Challenge
Quote the whole listing exactly. Leave the pictures out of your copy.

[start of Dataset entries]

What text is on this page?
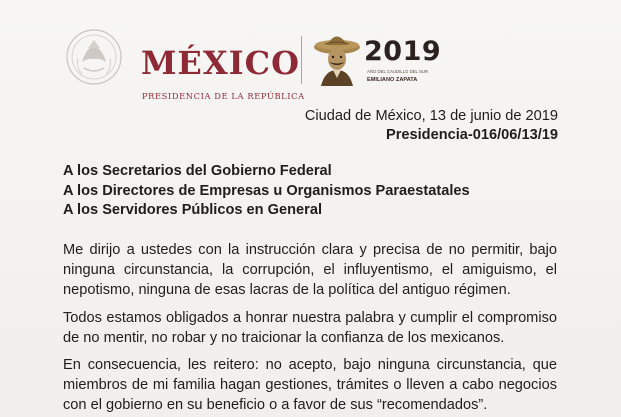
MÉXICO
PRESIDENCIA DE LA REPÚBLICA
2019
AÑO DEL CAUDILLO DEL SUR
EMILIANO ZAPATA
Ciudad de México, 13 de junio de 2019
Presidencia-016/06/13/19
A los Secretarios del Gobierno Federal
A los Directores de Empresas u Organismos Paraestatales
A los Servidores Públicos en General
Me dirijo a ustedes con la instrucción clara y precisa de no permitir, bajo ninguna circunstancia, la corrupción, el influyentismo, el amiguismo, el nepotismo, ninguna de esas lacras de la política del antiguo régimen.
Todos estamos obligados a honrar nuestra palabra y cumplir el compromiso de no mentir, no robar y no traicionar la confianza de los mexicanos.
En consecuencia, les reitero: no acepto, bajo ninguna circunstancia, que miembros de mi familia hagan gestiones, trámites o lleven a cabo negocios con el gobierno en su beneficio o a favor de sus “recomendados”.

[end of Dataset entries]

Written reply
What text is on this page?
MÉXICO
PRESIDENCIA DE LA REPÚBLICA
2019
AÑO DEL CAUDILLO DEL SUR
EMILIANO ZAPATA
Ciudad de México, 13 de junio de 2019
Presidencia-016/06/13/19
A los Secretarios del Gobierno Federal
A los Directores de Empresas u Organismos Paraestatales
A los Servidores Públicos en General
Me dirijo a ustedes con la instrucción clara y precisa de no permitir, bajo ninguna circunstancia, la corrupción, el influyentismo, el amiguismo, el nepotismo, ninguna de esas lacras de la política del antiguo régimen.
Todos estamos obligados a honrar nuestra palabra y cumplir el compromiso de no mentir, no robar y no traicionar la confianza de los mexicanos.
En consecuencia, les reitero: no acepto, bajo ninguna circunstancia, que miembros de mi familia hagan gestiones, trámites o lleven a cabo negocios con el gobierno en su beneficio o a favor de sus “recomendados”.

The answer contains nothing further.